DATASET ENTRIES ▸
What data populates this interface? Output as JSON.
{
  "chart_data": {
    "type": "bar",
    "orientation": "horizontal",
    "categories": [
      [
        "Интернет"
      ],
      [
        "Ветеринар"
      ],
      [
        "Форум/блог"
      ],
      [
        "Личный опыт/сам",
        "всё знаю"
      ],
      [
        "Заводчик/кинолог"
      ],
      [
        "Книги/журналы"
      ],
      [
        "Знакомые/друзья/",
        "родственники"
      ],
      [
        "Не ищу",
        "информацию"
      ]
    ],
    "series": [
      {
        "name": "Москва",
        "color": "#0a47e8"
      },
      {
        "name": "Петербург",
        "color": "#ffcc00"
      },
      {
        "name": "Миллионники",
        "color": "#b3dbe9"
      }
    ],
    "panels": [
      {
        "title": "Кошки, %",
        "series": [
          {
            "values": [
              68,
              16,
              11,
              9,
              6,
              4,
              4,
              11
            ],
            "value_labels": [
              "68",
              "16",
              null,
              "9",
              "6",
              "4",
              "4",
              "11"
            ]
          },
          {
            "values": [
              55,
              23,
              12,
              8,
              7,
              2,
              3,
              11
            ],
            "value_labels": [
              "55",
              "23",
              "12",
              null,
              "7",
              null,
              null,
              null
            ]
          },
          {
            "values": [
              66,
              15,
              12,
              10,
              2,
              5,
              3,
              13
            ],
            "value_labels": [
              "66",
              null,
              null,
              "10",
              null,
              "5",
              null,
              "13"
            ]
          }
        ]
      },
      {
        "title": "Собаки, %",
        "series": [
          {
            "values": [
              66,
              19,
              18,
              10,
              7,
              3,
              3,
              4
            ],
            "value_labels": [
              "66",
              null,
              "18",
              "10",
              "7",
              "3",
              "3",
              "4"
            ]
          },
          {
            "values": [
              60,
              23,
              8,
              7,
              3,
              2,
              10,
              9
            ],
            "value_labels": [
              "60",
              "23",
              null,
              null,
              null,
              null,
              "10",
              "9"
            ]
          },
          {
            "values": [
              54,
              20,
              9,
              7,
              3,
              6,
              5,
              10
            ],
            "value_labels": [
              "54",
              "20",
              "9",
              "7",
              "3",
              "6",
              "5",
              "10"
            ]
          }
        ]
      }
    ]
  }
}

PROMPT ▸ Write out the entries above once more, without altering anything.

RESULT OF THIS TASK ▸
What data populates this interface? Output as JSON.
{
  "chart_data": {
    "type": "bar",
    "orientation": "horizontal",
    "categories": [
      [
        "Интернет"
      ],
      [
        "Ветеринар"
      ],
      [
        "Форум/блог"
      ],
      [
        "Личный опыт/сам",
        "всё знаю"
      ],
      [
        "Заводчик/кинолог"
      ],
      [
        "Книги/журналы"
      ],
      [
        "Знакомые/друзья/",
        "родственники"
      ],
      [
        "Не ищу",
        "информацию"
      ]
    ],
    "series": [
      {
        "name": "Москва",
        "color": "#0a47e8"
      },
      {
        "name": "Петербург",
        "color": "#ffcc00"
      },
      {
        "name": "Миллионники",
        "color": "#b3dbe9"
      }
    ],
    "panels": [
      {
        "title": "Кошки, %",
        "series": [
          {
            "values": [
              68,
              16,
              11,
              9,
              6,
              4,
              4,
              11
            ],
            "value_labels": [
              "68",
              "16",
              null,
              "9",
              "6",
              "4",
              "4",
              "11"
            ]
          },
          {
            "values": [
              55,
              23,
              12,
              8,
              7,
              2,
              3,
              11
            ],
            "value_labels": [
              "55",
              "23",
              "12",
              null,
              "7",
              null,
              null,
              null
            ]
          },
          {
            "values": [
              66,
              15,
              12,
              10,
              2,
              5,
              3,
              13
            ],
            "value_labels": [
              "66",
              null,
              null,
              "10",
              null,
              "5",
              null,
              "13"
            ]
          }
        ]
      },
      {
        "title": "Собаки, %",
        "series": [
          {
            "values": [
              66,
              19,
              18,
              10,
              7,
              3,
              3,
              4
            ],
            "value_labels": [
              "66",
              null,
              "18",
              "10",
              "7",
              "3",
              "3",
              "4"
            ]
          },
          {
            "values": [
              60,
              23,
              8,
              7,
              3,
              2,
              10,
              9
            ],
            "value_labels": [
              "60",
              "23",
              null,
              null,
              null,
              null,
              "10",
              "9"
            ]
          },
          {
            "values": [
              54,
              20,
              9,
              7,
              3,
              6,
              5,
              10
            ],
            "value_labels": [
              "54",
              "20",
              "9",
              "7",
              "3",
              "6",
              "5",
              "10"
            ]
          }
        ]
      }
    ]
  }
}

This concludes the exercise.